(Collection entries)
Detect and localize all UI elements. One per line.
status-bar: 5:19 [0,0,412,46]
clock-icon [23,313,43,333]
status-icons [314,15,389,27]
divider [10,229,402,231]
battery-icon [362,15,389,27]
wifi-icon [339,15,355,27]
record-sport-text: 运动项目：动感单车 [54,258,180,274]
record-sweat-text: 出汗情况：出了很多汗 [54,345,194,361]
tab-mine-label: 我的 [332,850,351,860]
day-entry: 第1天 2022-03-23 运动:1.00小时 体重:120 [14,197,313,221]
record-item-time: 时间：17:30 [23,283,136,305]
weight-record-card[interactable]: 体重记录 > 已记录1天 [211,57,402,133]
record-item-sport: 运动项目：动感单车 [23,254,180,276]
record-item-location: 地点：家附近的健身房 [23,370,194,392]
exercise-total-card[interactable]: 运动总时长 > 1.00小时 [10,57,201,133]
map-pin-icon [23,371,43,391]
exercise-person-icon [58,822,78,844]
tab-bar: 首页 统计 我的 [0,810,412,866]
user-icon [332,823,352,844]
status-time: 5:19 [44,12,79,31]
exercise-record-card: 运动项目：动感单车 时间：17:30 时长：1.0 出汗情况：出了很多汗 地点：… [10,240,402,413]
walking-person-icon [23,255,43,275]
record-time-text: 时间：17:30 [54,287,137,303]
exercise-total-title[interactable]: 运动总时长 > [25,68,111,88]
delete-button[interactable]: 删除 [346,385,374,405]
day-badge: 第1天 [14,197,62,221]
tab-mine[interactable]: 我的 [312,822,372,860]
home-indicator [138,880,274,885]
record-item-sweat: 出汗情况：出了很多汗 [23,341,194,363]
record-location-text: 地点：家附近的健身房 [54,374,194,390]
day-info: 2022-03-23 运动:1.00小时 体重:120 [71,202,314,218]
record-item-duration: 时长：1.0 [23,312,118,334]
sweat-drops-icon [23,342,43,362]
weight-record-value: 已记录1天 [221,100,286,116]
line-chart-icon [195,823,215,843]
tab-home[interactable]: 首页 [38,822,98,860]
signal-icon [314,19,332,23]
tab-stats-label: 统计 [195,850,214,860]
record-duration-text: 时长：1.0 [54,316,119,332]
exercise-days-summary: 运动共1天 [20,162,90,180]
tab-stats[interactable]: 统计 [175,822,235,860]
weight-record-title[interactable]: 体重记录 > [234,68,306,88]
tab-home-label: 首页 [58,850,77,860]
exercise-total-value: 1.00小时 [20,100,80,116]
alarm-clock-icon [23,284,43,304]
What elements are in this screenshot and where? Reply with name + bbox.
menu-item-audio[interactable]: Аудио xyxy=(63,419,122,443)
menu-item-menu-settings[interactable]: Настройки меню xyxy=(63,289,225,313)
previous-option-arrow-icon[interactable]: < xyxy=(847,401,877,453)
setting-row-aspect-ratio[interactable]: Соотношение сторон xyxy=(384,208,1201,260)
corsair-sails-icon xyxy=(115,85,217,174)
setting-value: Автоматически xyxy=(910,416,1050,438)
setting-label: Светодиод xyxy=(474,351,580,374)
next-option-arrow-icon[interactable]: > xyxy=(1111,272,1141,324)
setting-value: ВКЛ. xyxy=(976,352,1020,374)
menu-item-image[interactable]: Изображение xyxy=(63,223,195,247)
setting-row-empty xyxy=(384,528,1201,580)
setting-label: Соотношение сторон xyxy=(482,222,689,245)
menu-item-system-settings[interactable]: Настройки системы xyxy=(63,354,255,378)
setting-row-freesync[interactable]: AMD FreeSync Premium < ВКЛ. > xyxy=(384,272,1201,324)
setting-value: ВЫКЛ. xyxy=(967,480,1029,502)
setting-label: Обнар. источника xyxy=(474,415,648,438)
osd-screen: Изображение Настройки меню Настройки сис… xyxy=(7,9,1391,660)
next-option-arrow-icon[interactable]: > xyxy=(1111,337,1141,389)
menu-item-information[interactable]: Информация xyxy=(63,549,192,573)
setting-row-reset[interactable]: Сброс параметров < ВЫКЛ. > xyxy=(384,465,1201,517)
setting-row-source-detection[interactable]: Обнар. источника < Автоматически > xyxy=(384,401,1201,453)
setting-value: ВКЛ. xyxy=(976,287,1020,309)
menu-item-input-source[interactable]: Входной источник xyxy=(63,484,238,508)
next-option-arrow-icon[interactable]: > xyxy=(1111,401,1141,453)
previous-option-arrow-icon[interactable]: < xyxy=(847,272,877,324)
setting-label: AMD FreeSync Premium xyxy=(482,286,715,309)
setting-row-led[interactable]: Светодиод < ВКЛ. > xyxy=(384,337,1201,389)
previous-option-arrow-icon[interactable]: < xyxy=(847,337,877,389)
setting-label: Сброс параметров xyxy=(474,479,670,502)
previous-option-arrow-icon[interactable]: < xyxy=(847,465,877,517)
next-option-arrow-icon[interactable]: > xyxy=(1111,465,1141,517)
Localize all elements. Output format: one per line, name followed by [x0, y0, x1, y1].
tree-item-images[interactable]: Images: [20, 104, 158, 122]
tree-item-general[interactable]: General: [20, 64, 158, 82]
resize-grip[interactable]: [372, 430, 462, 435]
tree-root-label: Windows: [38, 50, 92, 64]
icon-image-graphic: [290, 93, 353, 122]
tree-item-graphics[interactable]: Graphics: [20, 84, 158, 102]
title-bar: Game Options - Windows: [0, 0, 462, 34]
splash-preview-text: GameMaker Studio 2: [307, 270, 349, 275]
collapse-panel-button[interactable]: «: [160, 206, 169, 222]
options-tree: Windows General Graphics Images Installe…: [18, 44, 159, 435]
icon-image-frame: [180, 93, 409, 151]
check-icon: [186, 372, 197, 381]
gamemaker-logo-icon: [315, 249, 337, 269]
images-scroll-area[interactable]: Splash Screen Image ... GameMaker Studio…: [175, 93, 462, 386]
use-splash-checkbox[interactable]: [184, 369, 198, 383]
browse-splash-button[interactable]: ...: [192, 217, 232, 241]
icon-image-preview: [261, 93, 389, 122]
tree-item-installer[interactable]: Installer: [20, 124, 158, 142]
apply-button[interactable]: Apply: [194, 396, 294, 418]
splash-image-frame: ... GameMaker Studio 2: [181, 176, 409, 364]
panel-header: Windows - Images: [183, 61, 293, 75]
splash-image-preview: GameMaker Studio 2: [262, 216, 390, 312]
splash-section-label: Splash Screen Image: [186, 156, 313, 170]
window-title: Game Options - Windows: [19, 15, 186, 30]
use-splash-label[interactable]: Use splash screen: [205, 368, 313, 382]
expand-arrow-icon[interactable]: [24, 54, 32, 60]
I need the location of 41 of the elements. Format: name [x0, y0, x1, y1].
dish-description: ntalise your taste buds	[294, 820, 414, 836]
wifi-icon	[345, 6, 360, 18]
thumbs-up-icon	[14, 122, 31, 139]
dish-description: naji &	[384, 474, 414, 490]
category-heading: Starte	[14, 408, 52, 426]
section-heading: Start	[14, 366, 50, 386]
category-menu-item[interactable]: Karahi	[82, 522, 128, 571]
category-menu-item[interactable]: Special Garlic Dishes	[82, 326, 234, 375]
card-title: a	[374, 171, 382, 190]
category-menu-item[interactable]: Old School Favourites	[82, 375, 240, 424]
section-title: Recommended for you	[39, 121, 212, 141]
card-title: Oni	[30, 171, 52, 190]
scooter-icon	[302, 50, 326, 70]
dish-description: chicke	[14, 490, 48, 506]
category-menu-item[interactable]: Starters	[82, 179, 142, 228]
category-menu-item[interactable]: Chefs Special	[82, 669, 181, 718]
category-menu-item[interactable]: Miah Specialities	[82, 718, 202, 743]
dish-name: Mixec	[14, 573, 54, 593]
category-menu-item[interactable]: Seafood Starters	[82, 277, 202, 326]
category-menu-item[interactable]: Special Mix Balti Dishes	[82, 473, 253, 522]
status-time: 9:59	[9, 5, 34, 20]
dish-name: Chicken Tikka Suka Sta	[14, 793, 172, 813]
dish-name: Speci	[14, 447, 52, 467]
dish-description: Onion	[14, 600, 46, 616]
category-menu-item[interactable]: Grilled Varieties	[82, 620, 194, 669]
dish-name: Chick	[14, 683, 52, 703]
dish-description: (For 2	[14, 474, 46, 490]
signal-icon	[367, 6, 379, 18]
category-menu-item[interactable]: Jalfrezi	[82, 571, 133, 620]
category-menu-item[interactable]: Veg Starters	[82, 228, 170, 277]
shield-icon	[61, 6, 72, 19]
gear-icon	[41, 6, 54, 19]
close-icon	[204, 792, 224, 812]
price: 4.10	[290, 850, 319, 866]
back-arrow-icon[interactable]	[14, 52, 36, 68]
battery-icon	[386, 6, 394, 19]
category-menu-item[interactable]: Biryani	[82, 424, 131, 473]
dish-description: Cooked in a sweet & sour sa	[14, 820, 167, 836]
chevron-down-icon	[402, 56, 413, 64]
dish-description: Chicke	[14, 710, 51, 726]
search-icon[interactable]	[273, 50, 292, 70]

# CHALLENGE
Copy the rows from the start down through the line containing "weight-record-card[interactable]: 体重记录 >", swapping "divider" for "separator" and leaving everything else as it is.

# WRITTEN ANSWER
Detect and localize all UI elements. One per line.
status-bar: 5:19 [0,0,412,46]
clock-icon [23,313,43,333]
status-icons [314,15,389,27]
separator [10,229,402,231]
battery-icon [362,15,389,27]
wifi-icon [339,15,355,27]
record-sport-text: 运动项目：动感单车 [54,258,180,274]
record-sweat-text: 出汗情况：出了很多汗 [54,345,194,361]
tab-mine-label: 我的 [332,850,351,860]
day-entry: 第1天 2022-03-23 运动:1.00小时 体重:120 [14,197,313,221]
record-item-time: 时间：17:30 [23,283,136,305]
weight-record-card[interactable]: 体重记录 > 已记录1天 [211,57,402,133]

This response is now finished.